== DATA TO PROCESS
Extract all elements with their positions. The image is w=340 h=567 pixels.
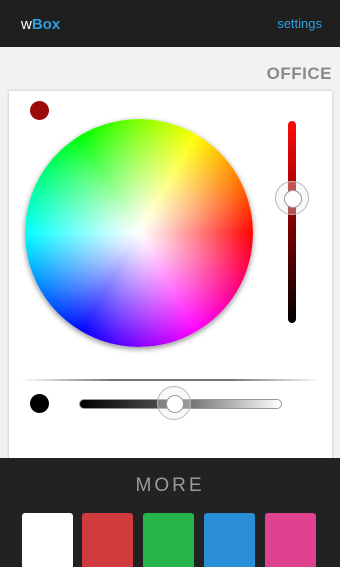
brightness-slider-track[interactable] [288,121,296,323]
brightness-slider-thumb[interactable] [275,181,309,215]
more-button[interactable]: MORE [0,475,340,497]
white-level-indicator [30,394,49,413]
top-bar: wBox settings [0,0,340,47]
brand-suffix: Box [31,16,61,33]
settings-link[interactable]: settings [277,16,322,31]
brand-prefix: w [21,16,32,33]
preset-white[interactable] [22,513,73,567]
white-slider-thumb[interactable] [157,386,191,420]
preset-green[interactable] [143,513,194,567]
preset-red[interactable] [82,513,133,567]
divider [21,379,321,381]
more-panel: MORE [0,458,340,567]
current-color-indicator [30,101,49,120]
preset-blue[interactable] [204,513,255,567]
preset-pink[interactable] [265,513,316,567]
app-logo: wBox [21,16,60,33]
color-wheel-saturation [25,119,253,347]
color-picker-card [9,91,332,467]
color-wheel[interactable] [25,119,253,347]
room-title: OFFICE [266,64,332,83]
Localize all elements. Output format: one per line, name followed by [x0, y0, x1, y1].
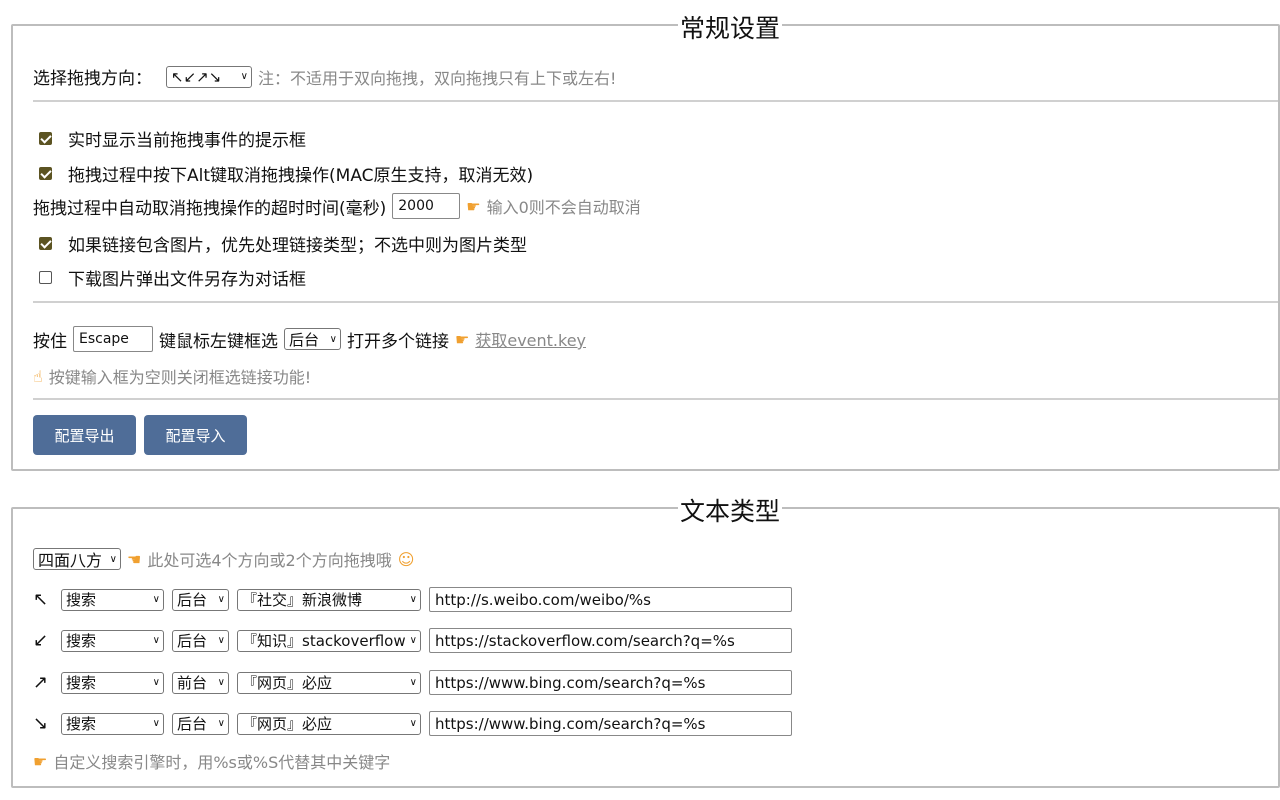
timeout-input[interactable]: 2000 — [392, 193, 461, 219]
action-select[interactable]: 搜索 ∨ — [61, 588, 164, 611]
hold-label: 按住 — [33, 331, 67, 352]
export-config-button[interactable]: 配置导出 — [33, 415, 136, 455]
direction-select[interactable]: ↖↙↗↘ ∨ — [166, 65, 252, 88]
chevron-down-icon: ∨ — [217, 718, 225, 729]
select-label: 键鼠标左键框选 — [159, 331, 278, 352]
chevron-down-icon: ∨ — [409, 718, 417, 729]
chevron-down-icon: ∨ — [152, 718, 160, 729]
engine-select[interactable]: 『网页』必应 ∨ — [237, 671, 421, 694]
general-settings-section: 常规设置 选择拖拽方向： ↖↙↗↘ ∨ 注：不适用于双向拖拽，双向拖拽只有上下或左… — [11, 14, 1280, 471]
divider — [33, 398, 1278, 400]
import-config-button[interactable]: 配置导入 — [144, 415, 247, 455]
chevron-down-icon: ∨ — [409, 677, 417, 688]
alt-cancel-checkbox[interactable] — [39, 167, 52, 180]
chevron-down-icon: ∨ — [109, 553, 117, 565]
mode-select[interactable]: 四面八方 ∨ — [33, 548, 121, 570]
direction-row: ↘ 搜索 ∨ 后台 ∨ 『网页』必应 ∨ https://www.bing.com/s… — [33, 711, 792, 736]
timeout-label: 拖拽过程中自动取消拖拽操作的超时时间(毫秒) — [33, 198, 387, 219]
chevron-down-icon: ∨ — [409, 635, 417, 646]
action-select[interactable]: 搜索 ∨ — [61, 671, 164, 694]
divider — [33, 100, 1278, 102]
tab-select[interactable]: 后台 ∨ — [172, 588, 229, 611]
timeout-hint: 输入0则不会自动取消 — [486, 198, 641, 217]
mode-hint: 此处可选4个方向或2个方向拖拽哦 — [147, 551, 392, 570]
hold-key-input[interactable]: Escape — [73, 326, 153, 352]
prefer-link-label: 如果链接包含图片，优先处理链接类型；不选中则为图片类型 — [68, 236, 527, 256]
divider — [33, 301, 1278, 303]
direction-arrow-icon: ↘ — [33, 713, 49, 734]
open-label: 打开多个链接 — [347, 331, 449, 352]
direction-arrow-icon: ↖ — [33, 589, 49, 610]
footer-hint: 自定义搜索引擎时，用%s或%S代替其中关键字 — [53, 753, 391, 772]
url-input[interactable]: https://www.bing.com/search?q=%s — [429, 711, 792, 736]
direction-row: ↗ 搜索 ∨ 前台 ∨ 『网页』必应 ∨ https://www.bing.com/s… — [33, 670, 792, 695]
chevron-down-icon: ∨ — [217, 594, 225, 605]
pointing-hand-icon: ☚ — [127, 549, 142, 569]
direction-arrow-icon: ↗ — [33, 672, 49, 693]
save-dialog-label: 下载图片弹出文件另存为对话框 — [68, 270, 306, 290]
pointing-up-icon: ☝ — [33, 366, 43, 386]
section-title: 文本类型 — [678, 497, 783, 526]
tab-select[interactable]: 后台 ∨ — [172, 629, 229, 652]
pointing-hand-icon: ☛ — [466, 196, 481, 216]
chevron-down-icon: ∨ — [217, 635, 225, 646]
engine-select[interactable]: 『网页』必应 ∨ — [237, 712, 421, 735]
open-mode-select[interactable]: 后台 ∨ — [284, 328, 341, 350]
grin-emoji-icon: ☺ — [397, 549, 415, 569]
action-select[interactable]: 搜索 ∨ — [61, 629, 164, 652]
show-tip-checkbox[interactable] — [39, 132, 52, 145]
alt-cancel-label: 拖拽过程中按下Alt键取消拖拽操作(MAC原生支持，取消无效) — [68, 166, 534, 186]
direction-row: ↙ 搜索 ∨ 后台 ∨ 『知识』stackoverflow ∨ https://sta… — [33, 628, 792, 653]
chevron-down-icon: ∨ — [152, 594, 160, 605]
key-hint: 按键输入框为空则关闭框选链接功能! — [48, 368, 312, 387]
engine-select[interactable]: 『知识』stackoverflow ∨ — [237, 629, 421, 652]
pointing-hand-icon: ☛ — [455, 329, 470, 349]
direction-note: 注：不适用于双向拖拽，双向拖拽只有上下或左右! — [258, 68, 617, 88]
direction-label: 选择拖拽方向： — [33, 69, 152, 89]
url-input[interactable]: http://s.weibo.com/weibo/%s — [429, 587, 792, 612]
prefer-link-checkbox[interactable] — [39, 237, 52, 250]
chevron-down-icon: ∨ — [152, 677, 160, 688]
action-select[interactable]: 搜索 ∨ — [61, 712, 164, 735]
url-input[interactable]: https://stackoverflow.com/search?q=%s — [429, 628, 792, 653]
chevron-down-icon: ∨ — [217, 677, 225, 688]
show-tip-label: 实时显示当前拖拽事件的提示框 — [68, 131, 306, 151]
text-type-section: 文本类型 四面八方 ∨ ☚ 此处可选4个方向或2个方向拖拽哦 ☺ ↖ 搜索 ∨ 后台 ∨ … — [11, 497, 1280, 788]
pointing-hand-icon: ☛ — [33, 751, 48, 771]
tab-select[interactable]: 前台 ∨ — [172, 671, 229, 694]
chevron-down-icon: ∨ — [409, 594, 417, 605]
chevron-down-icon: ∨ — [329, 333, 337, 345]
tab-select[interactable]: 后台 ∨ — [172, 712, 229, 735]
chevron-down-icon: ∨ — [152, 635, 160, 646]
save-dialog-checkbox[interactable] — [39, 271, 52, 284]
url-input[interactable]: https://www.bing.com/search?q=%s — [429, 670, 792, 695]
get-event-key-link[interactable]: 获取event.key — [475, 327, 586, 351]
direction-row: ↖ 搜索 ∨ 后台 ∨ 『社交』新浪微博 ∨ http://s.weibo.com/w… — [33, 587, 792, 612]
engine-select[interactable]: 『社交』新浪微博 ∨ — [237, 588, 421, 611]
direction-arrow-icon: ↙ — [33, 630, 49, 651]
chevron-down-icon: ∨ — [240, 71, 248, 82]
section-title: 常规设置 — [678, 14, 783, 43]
====
== DATA TO PROCESS
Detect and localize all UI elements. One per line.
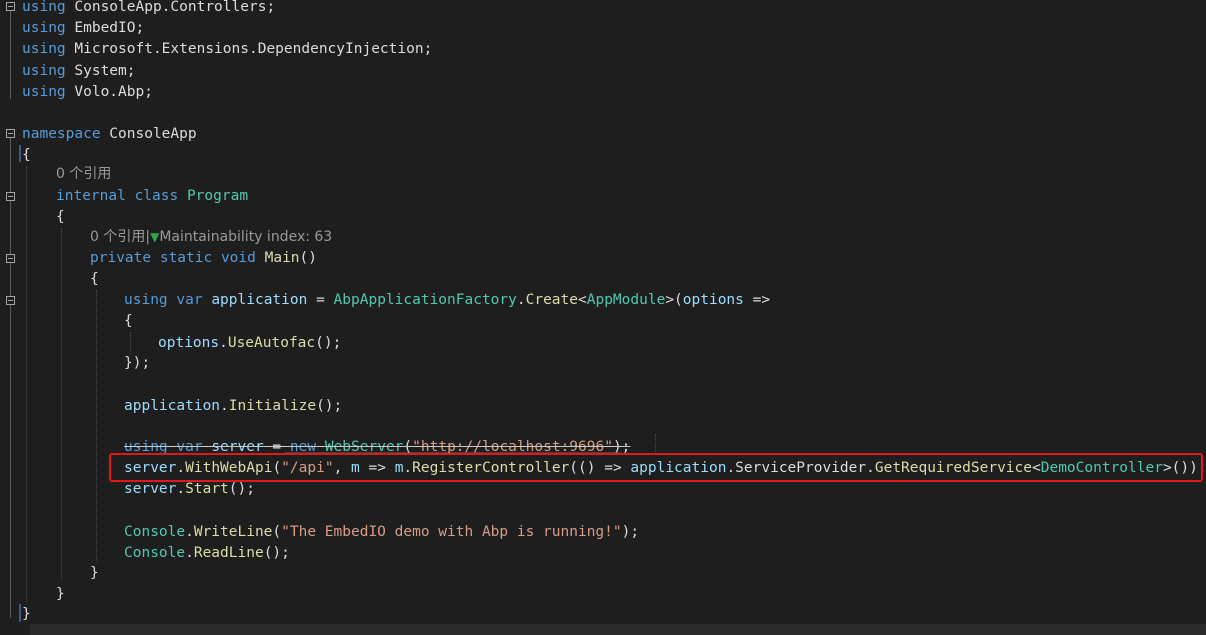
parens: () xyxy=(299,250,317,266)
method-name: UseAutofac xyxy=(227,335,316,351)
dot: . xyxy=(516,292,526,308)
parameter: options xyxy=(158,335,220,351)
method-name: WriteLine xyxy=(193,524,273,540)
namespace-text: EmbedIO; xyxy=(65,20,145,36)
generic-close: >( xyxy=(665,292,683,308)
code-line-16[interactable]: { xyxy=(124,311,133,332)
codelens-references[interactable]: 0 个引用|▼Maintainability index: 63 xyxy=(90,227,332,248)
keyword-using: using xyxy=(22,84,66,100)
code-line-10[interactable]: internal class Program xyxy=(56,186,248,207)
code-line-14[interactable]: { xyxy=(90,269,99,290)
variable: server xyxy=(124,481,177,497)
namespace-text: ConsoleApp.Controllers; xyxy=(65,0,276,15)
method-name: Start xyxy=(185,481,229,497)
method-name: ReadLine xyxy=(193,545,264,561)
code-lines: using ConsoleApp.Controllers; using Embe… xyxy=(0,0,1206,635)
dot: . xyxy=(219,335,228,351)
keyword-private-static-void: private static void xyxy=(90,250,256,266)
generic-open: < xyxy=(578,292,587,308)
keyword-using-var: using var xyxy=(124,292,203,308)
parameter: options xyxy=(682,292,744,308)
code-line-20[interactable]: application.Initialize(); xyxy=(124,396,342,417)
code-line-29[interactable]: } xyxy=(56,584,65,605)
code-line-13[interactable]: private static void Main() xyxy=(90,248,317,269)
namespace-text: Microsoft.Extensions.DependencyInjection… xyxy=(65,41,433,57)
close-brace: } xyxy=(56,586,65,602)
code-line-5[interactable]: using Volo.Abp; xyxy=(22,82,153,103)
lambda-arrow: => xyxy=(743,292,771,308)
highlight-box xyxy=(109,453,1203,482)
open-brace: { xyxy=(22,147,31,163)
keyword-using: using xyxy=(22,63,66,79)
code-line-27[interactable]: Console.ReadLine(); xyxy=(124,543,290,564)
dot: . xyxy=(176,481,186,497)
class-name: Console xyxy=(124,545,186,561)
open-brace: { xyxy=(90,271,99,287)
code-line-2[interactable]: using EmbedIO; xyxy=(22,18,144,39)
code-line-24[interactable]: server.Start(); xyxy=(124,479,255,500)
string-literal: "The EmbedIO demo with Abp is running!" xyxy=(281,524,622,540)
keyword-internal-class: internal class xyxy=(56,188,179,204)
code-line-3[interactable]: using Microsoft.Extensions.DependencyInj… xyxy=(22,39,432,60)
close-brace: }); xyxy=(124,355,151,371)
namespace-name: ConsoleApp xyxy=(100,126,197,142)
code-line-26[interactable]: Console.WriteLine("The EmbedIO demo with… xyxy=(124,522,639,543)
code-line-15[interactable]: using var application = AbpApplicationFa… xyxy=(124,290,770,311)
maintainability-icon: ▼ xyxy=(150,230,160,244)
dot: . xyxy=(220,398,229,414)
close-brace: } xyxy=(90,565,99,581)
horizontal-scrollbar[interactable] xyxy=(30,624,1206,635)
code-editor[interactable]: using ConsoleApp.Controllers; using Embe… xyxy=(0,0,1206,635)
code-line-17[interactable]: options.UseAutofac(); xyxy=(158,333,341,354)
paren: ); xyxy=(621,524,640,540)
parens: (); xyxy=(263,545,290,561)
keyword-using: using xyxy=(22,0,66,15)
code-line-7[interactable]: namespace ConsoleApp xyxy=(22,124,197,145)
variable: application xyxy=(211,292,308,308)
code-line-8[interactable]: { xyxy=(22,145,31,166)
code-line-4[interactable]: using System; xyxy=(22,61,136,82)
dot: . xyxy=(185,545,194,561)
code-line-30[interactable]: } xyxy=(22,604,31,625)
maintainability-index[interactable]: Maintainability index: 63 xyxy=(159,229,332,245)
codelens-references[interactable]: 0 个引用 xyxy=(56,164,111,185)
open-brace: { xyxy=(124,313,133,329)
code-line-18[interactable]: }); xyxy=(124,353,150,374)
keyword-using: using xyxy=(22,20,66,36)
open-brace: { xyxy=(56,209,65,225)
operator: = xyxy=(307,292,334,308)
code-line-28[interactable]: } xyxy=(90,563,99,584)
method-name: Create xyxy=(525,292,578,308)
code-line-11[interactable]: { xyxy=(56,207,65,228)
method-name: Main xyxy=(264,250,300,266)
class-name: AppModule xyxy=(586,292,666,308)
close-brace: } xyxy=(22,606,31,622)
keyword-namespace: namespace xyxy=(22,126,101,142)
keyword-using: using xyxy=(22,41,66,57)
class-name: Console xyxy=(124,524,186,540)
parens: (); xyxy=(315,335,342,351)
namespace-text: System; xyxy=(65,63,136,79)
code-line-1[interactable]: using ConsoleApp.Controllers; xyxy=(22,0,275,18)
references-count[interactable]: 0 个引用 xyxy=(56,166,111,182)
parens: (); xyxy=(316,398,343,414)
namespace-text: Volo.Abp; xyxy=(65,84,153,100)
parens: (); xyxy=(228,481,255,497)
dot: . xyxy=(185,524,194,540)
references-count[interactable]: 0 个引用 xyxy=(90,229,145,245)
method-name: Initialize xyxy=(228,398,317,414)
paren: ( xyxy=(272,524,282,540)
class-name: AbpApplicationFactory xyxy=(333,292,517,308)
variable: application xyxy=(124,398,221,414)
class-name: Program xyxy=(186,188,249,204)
====
→ **EXERCISE OBJECTIVE**
Copy the stretch of records from the line containing "timeout-input[interactable]: 2000 —" through the line containing "pointing-hand-icon: ☚ — [127, 549, 142, 569]", putting "dropdown-arrow-icon" in place of each "chevron-down-icon" and changing nothing else. Give only those lines.

→ **FULL SOLUTION**
timeout-input[interactable]: 2000 — [392, 193, 461, 219]
action-select[interactable]: 搜索 ∨ — [61, 588, 164, 611]
hold-label: 按住 — [33, 331, 67, 352]
export-config-button[interactable]: 配置导出 — [33, 415, 136, 455]
direction-select[interactable]: ↖↙↗↘ ∨ — [166, 65, 252, 88]
dropdown-arrow-icon: ∨ — [217, 718, 225, 729]
select-label: 键鼠标左键框选 — [159, 331, 278, 352]
dropdown-arrow-icon: ∨ — [409, 718, 417, 729]
dropdown-arrow-icon: ∨ — [152, 718, 160, 729]
engine-select[interactable]: 『网页』必应 ∨ — [237, 671, 421, 694]
general-settings-section: 常规设置 选择拖拽方向： ↖↙↗↘ ∨ 注：不适用于双向拖拽，双向拖拽只有上下或左… — [11, 14, 1280, 471]
divider — [33, 398, 1278, 400]
import-config-button[interactable]: 配置导入 — [144, 415, 247, 455]
dropdown-arrow-icon: ∨ — [409, 677, 417, 688]
alt-cancel-checkbox[interactable] — [39, 167, 52, 180]
dropdown-arrow-icon: ∨ — [109, 553, 117, 565]
mode-select[interactable]: 四面八方 ∨ — [33, 548, 121, 570]
direction-row: ↘ 搜索 ∨ 后台 ∨ 『网页』必应 ∨ https://www.bing.com/s… — [33, 711, 792, 736]
timeout-label: 拖拽过程中自动取消拖拽操作的超时时间(毫秒) — [33, 198, 387, 219]
dropdown-arrow-icon: ∨ — [409, 635, 417, 646]
action-select[interactable]: 搜索 ∨ — [61, 671, 164, 694]
divider — [33, 100, 1278, 102]
tab-select[interactable]: 后台 ∨ — [172, 588, 229, 611]
timeout-hint: 输入0则不会自动取消 — [486, 198, 641, 217]
mode-hint: 此处可选4个方向或2个方向拖拽哦 — [147, 551, 392, 570]
hold-key-input[interactable]: Escape — [73, 326, 153, 352]
prefer-link-label: 如果链接包含图片，优先处理链接类型；不选中则为图片类型 — [68, 236, 527, 256]
divider — [33, 301, 1278, 303]
direction-arrow-icon: ↘ — [33, 713, 49, 734]
open-label: 打开多个链接 — [347, 331, 449, 352]
direction-arrow-icon: ↖ — [33, 589, 49, 610]
footer-hint: 自定义搜索引擎时，用%s或%S代替其中关键字 — [53, 753, 391, 772]
url-input[interactable]: https://www.bing.com/search?q=%s — [429, 711, 792, 736]
direction-row: ↗ 搜索 ∨ 前台 ∨ 『网页』必应 ∨ https://www.bing.com/s… — [33, 670, 792, 695]
dropdown-arrow-icon: ∨ — [217, 594, 225, 605]
pointing-hand-icon: ☚ — [127, 549, 142, 569]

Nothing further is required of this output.